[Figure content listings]

++++

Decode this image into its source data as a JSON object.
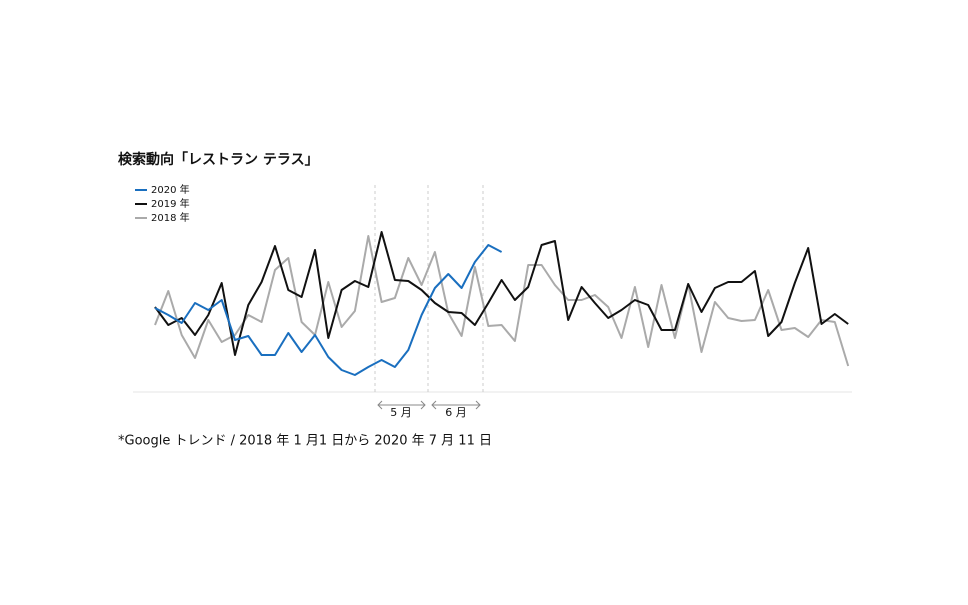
{
  "chart_data": {
    "type": "line",
    "title": "検索動向「レストラン テラス」",
    "footnote": "*Google トレンド / 2018 年 1 月1 日から 2020 年 7 月 11 日",
    "annotations": [
      "5 月",
      "6 月"
    ],
    "ylim": [
      0,
      200
    ],
    "series": [
      {
        "name": "2020 年",
        "color": "#1a6fbf",
        "values": [
          84,
          77,
          69,
          89,
          82,
          92,
          52,
          56,
          37,
          37,
          59,
          40,
          57,
          35,
          22,
          17,
          25,
          32,
          25,
          42,
          77,
          104,
          118,
          104,
          130,
          147,
          140
        ]
      },
      {
        "name": "2019 年",
        "color": "#111111",
        "values": [
          85,
          67,
          74,
          57,
          77,
          109,
          37,
          87,
          110,
          146,
          102,
          95,
          142,
          54,
          102,
          111,
          105,
          160,
          112,
          111,
          102,
          89,
          80,
          79,
          67,
          89,
          112,
          92,
          105,
          147,
          151,
          72,
          105,
          89,
          74,
          82,
          92,
          87,
          62,
          62,
          108,
          80,
          104,
          110,
          110,
          121,
          56,
          70,
          109,
          144,
          68,
          78,
          68
        ]
      },
      {
        "name": "2018 年",
        "color": "#aaaaaa",
        "values": [
          67,
          101,
          57,
          34,
          72,
          50,
          57,
          77,
          70,
          122,
          134,
          70,
          57,
          110,
          65,
          81,
          156,
          90,
          94,
          134,
          107,
          140,
          79,
          56,
          125,
          66,
          67,
          51,
          127,
          127,
          107,
          92,
          92,
          97,
          85,
          54,
          105,
          45,
          107,
          54,
          108,
          40,
          90,
          74,
          71,
          72,
          102,
          62,
          64,
          55,
          72,
          70,
          26
        ]
      }
    ]
  }
}
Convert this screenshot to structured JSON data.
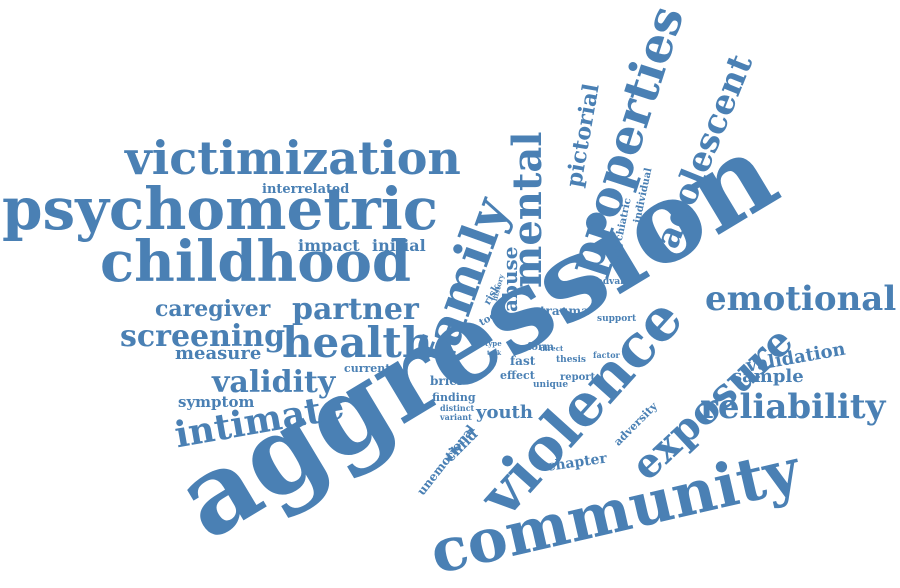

++++

● **WORK TO COMPLETE**: Omit every picture, then repeat the remaining data exactly as it appears above.

● **ANSWER FOR THE TASK**:
Decode this image into its source data as a JSON object.
{
  "chart_data": {
    "type": "line",
    "title": "検索動向「レストラン テラス」",
    "footnote": "*Google トレンド / 2018 年 1 月1 日から 2020 年 7 月 11 日",
    "annotations": [
      "5 月",
      "6 月"
    ],
    "ylim": [
      0,
      200
    ],
    "series": [
      {
        "name": "2020 年",
        "color": "#1a6fbf",
        "values": [
          84,
          77,
          69,
          89,
          82,
          92,
          52,
          56,
          37,
          37,
          59,
          40,
          57,
          35,
          22,
          17,
          25,
          32,
          25,
          42,
          77,
          104,
          118,
          104,
          130,
          147,
          140
        ]
      },
      {
        "name": "2019 年",
        "color": "#111111",
        "values": [
          85,
          67,
          74,
          57,
          77,
          109,
          37,
          87,
          110,
          146,
          102,
          95,
          142,
          54,
          102,
          111,
          105,
          160,
          112,
          111,
          102,
          89,
          80,
          79,
          67,
          89,
          112,
          92,
          105,
          147,
          151,
          72,
          105,
          89,
          74,
          82,
          92,
          87,
          62,
          62,
          108,
          80,
          104,
          110,
          110,
          121,
          56,
          70,
          109,
          144,
          68,
          78,
          68
        ]
      },
      {
        "name": "2018 年",
        "color": "#aaaaaa",
        "values": [
          67,
          101,
          57,
          34,
          72,
          50,
          57,
          77,
          70,
          122,
          134,
          70,
          57,
          110,
          65,
          81,
          156,
          90,
          94,
          134,
          107,
          140,
          79,
          56,
          125,
          66,
          67,
          51,
          127,
          127,
          107,
          92,
          92,
          97,
          85,
          54,
          105,
          45,
          107,
          54,
          108,
          40,
          90,
          74,
          71,
          72,
          102,
          62,
          64,
          55,
          72,
          70,
          26
        ]
      }
    ]
  }
}
Convert this screenshot to structured JSON data.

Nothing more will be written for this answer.